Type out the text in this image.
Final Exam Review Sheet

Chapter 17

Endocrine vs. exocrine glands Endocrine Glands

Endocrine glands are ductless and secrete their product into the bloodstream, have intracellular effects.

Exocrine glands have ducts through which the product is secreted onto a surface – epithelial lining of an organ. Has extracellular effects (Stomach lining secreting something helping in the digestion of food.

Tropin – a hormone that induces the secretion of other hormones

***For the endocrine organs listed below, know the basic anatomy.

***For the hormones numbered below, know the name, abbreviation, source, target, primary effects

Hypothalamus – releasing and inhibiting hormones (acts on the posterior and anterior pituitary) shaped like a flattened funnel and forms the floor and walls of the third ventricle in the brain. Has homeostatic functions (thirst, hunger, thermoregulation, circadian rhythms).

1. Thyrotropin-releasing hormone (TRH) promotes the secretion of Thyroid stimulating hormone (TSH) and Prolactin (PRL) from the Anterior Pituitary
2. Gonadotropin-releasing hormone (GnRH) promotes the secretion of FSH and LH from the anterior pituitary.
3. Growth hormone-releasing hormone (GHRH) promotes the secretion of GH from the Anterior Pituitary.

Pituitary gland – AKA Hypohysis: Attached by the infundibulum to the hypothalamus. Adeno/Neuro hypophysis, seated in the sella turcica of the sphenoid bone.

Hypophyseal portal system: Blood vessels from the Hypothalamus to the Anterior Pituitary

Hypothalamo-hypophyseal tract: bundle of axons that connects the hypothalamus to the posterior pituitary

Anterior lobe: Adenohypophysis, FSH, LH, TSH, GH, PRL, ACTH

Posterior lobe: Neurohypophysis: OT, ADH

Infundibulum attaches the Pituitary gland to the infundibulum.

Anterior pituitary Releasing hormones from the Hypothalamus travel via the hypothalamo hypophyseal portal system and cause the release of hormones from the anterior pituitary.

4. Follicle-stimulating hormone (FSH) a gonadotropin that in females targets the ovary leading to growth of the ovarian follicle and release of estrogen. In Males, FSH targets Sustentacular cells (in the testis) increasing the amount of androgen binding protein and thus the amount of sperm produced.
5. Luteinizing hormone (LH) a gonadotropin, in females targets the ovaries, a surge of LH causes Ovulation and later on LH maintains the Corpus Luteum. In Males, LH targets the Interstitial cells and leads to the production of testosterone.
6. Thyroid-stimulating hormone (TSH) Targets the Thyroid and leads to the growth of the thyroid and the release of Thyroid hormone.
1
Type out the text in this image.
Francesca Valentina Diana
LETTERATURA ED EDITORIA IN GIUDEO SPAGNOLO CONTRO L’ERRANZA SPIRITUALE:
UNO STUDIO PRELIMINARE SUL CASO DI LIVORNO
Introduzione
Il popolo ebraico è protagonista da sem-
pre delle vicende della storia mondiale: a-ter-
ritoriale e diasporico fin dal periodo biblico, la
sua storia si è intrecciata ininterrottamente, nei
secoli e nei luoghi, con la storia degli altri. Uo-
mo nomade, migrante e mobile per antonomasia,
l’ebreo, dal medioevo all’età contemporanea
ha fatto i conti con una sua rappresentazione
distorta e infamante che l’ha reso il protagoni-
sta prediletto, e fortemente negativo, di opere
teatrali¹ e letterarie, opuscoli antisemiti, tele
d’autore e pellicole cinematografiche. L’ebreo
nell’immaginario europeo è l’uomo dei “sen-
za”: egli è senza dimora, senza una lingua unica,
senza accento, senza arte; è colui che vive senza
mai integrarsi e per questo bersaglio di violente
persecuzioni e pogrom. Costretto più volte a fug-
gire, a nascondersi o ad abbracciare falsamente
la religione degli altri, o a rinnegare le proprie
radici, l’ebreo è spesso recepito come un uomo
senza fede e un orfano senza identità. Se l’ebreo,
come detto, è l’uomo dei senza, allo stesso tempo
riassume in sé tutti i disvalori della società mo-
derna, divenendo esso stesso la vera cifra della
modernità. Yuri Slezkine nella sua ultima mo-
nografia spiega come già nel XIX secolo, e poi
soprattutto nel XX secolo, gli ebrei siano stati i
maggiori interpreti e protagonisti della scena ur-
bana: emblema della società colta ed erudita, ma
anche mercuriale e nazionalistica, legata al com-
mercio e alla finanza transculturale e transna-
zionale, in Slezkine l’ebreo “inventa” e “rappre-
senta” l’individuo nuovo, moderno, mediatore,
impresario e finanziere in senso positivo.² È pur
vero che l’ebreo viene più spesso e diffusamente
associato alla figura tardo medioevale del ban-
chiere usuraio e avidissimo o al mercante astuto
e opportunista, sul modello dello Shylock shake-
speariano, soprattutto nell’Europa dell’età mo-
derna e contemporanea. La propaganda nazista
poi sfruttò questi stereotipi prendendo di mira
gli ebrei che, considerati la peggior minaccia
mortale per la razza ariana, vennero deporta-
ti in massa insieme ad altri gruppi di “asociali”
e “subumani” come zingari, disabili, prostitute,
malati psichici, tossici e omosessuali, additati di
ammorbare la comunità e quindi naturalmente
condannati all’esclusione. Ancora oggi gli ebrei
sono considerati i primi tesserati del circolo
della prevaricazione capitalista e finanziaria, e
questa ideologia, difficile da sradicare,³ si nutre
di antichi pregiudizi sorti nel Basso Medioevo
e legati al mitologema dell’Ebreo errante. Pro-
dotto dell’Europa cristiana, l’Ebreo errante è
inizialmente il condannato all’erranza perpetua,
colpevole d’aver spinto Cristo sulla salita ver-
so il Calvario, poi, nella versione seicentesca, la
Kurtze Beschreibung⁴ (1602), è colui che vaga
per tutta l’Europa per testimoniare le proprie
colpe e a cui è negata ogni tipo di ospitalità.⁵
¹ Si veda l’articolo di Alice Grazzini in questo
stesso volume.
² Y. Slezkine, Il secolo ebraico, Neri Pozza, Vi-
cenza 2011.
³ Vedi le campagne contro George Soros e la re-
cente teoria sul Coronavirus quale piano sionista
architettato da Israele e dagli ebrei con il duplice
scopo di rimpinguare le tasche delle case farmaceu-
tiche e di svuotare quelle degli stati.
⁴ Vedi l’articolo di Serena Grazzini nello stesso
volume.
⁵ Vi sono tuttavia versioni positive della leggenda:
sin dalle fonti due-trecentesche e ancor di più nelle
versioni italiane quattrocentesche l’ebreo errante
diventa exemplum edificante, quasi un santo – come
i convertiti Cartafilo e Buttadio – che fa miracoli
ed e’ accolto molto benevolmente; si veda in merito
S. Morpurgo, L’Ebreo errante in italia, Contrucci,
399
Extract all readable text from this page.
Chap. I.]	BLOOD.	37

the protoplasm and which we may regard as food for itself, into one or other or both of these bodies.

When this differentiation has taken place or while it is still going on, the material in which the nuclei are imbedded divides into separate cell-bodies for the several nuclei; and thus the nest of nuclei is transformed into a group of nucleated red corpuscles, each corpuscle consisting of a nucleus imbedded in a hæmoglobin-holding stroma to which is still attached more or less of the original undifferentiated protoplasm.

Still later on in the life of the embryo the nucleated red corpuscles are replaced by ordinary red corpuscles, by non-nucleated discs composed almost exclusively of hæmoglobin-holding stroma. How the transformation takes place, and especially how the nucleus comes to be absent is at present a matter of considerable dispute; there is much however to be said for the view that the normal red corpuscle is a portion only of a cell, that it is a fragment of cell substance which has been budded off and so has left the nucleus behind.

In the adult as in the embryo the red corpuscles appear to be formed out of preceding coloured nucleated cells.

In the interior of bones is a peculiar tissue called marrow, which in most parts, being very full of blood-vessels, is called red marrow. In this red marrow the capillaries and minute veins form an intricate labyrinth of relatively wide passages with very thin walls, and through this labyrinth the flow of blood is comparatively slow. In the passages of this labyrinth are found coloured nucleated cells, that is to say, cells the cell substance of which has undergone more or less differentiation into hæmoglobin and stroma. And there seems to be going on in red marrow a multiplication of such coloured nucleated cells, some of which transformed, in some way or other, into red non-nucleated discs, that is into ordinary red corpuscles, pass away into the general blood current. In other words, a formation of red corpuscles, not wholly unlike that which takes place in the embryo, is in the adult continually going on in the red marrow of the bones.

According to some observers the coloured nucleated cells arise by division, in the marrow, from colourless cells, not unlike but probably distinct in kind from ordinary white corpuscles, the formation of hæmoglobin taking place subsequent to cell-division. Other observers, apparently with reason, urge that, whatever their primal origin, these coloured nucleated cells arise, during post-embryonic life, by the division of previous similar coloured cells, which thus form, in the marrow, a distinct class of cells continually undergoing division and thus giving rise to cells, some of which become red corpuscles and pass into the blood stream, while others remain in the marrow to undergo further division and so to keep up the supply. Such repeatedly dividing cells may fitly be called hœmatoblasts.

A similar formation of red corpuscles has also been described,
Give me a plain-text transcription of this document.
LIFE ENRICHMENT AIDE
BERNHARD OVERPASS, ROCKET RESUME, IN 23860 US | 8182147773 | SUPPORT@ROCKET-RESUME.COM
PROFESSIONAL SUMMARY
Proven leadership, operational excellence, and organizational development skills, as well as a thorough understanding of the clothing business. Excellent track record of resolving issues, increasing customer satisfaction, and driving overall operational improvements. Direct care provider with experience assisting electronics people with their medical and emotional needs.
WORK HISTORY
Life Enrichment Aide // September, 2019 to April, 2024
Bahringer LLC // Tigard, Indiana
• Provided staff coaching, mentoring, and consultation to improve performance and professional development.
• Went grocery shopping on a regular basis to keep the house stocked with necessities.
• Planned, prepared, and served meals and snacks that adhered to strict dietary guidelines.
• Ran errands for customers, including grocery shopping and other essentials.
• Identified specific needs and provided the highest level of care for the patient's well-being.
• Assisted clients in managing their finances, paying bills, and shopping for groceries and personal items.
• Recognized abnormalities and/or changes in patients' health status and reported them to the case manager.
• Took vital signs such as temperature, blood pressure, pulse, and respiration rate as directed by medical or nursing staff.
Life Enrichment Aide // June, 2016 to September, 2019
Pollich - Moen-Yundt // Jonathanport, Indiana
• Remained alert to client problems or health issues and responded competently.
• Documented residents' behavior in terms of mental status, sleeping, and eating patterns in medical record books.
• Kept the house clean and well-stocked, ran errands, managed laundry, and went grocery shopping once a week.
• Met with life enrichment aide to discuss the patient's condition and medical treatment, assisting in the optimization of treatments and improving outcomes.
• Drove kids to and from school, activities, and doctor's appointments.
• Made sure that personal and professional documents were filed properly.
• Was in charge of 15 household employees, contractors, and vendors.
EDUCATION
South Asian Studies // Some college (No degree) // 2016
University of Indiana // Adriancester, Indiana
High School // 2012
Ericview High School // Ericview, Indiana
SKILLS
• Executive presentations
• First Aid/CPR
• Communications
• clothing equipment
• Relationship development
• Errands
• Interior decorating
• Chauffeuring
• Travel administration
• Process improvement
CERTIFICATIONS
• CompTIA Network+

● THE PROBLEM
Reproduce every line from the listing above that holds the word "text".

● EXERCISE ANSWER
Type out the text in this image.
Type out the text in this image.
Extract all readable text from this page.
Give me a plain-text transcription of this document.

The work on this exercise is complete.